What needs to be done:
Extract each line of the data and write it out again exactly.
## START Record extracts
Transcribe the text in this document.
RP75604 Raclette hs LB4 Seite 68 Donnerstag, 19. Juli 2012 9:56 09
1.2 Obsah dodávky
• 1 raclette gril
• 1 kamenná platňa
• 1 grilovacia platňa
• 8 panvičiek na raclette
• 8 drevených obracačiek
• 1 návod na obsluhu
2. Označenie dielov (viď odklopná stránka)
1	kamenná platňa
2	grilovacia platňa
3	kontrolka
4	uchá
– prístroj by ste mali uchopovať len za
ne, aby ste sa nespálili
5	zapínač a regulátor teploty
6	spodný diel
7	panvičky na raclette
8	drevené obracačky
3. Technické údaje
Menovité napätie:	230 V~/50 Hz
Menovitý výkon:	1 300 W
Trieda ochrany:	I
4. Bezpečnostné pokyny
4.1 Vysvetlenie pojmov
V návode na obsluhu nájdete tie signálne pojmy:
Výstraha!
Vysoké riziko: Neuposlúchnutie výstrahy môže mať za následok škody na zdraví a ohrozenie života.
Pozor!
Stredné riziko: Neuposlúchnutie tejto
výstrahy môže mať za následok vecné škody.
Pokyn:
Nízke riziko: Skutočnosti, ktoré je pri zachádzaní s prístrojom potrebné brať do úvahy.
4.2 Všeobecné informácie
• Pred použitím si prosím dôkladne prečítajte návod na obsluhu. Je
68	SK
## END Record extracts
Response below:
Transcribe the text in this document.
RP75604 Raclette hs LB4 Seite 68 Donnerstag, 19. Juli 2012 9:56 09
1.2 Obsah dodávky
• 1 raclette gril
• 1 kamenná platňa
• 1 grilovacia platňa
• 8 panvičiek na raclette
• 8 drevených obracačiek
• 1 návod na obsluhu
2. Označenie dielov (viď odklopná stránka)
1	kamenná platňa
2	grilovacia platňa
3	kontrolka
4	uchá
– prístroj by ste mali uchopovať len za
ne, aby ste sa nespálili
5	zapínač a regulátor teploty
6	spodný diel
7	panvičky na raclette
8	drevené obracačky
3. Technické údaje
Menovité napätie:	230 V~/50 Hz
Menovitý výkon:	1 300 W
Trieda ochrany:	I
4. Bezpečnostné pokyny
4.1 Vysvetlenie pojmov
V návode na obsluhu nájdete tie signálne pojmy:
Výstraha!
Vysoké riziko: Neuposlúchnutie výstrahy môže mať za následok škody na zdraví a ohrozenie života.
Pozor!
Stredné riziko: Neuposlúchnutie tejto
výstrahy môže mať za následok vecné škody.
Pokyn:
Nízke riziko: Skutočnosti, ktoré je pri zachádzaní s prístrojom potrebné brať do úvahy.
4.2 Všeobecné informácie
• Pred použitím si prosím dôkladne prečítajte návod na obsluhu. Je
68	SK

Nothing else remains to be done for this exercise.